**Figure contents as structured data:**
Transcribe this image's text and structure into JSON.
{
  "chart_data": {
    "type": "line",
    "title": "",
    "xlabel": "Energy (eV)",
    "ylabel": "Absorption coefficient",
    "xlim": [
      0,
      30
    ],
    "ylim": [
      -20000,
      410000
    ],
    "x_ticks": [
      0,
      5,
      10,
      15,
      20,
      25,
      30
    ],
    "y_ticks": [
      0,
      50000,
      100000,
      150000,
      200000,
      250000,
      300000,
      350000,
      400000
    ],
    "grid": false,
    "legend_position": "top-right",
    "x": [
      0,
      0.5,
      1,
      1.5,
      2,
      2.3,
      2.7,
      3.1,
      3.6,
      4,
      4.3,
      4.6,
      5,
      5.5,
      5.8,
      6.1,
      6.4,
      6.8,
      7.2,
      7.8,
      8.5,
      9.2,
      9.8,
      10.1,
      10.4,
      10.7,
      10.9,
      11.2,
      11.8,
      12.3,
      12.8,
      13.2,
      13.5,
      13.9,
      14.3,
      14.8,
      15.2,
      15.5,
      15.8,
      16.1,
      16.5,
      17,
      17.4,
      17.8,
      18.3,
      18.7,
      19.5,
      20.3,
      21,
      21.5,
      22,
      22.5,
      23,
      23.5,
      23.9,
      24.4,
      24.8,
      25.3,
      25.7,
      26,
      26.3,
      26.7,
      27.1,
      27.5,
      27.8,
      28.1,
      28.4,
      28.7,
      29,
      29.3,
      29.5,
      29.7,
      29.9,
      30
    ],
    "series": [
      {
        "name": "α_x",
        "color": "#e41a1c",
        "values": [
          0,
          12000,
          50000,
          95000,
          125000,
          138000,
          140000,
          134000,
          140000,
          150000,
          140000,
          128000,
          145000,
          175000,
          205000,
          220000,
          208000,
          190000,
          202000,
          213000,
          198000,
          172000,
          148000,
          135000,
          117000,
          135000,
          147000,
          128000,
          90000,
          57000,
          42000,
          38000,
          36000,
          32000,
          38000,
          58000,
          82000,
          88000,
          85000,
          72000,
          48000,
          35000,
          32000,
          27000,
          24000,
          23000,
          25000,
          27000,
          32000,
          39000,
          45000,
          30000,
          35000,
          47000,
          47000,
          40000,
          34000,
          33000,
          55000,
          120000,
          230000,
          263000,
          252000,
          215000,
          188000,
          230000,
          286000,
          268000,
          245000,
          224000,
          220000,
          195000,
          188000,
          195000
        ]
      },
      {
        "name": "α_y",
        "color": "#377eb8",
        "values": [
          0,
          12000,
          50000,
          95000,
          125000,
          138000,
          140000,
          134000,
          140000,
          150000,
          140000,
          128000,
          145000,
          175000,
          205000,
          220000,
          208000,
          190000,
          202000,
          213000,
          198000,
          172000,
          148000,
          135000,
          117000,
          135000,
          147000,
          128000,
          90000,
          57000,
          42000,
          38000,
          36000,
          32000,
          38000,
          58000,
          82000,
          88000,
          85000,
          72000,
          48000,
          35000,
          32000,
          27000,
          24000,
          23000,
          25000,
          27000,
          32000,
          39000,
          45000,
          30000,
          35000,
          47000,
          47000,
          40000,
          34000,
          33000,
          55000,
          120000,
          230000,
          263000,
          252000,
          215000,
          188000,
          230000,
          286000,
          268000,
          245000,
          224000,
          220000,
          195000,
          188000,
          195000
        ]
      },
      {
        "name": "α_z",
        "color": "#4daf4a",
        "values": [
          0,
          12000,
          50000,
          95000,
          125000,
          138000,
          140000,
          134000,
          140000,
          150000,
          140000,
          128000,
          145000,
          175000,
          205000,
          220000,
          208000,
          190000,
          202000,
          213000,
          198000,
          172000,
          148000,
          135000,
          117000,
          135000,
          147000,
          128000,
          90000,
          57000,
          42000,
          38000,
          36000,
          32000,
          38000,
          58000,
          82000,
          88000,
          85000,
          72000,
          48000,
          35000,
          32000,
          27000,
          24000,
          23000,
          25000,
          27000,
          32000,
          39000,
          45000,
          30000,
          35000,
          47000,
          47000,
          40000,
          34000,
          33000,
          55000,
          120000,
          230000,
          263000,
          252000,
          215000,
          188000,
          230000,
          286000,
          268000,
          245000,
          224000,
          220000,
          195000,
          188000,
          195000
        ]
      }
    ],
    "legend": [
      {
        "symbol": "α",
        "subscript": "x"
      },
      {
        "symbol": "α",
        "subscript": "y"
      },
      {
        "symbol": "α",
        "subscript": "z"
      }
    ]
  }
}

**Exercise instructions:** From the data above, copy each line that has the string "subscript".

**Correct response:**
        "subscript": "x"
        "subscript": "y"
        "subscript": "z"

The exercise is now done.